-- Document text --
====

Over the last decade, technological solutions have emerged that are extremely promising to cover the lack of devices in this part of the electromagnetic spectrum. One of the most important and widespread technique is THz time domain spectroscopy called TDS. It is based around optical ultrafast lasers for the generation and detection of THz pulses. The generation of THz pulses is usually performed through ultrafast excitation of photoconductive antennas.
Referring to FIG. 1, a photoconductive antenna has usually a particular substrate (1), usually a semiconductor, with two electrodes (2) on the substrate (1). The mechanism is as follows: irradiating the gap between the electrodes (2) with ultrashort pulse laser light while applying a voltage across the electrodes (2) causes excited photocarriers to induce an instantaneous current flow between the electrodes (2), and the photoconductive antenna emits a terahertz wave with a broad frequency spectrum. It should be noted that THz-TDS systems can use another photoconductive antenna or an electro-optic crystal as a detector for terahertz waves.
In a typical semiconductor antenna, the particular semiconductor can be selected from compound semiconductors such as GaAs, InGaAs, AlGaAs, GaAsP, and InGaAsP. Further, low-temperature-grown GaAs (LT-GaAs) films, grown in the crystalline form are very commonly used (IEEE J Quant. Elect. 28 2464 (1992)) for short carrier lifetime and large resistance. LT-GaAs is grown as a crystal on a semi-insulating GaAs (SI—GaAs) substrate in most cases. This causes various problems while THz waves pass through the SI-GaAs substrate, such as reduced efficiency of use of the power of the THz waves and spectral narrowing.

====

-- Record set --
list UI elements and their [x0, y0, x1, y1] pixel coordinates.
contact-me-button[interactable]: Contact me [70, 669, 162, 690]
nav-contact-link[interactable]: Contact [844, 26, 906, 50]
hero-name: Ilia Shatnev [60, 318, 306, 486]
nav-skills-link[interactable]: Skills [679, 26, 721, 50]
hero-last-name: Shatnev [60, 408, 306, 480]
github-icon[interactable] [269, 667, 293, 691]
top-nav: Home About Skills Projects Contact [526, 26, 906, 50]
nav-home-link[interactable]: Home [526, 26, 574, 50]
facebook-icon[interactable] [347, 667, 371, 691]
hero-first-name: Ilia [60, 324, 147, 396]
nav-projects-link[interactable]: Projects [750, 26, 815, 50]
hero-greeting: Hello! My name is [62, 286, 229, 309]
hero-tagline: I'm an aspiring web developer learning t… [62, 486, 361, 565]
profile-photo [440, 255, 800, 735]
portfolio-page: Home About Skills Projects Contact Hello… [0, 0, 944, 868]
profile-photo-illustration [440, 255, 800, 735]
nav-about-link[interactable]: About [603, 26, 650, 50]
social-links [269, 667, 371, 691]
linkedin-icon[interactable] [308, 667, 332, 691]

====

-- The task --
Reproduce the terahertz text between "Referring to FIG." and "for terahertz waves.", inclusive, and switch "ultrashort pulse laser light" to "femtosecond laser pulses". The listing stands apart from the terahertz text and is not connected to it.

-- Written solution --
Referring to FIG. 1, a photoconductive antenna has usually a particular substrate (1), usually a semiconductor, with two electrodes (2) on the substrate (1). The mechanism is as follows: irradiating the gap between the electrodes (2) with femtosecond laser pulses while applying a voltage across the electrodes (2) causes excited photocarriers to induce an instantaneous current flow between the electrodes (2), and the photoconductive antenna emits a terahertz wave with a broad frequency spectrum. It should be noted that THz-TDS systems can use another photoconductive antenna or an electro-optic crystal as a detector for terahertz waves.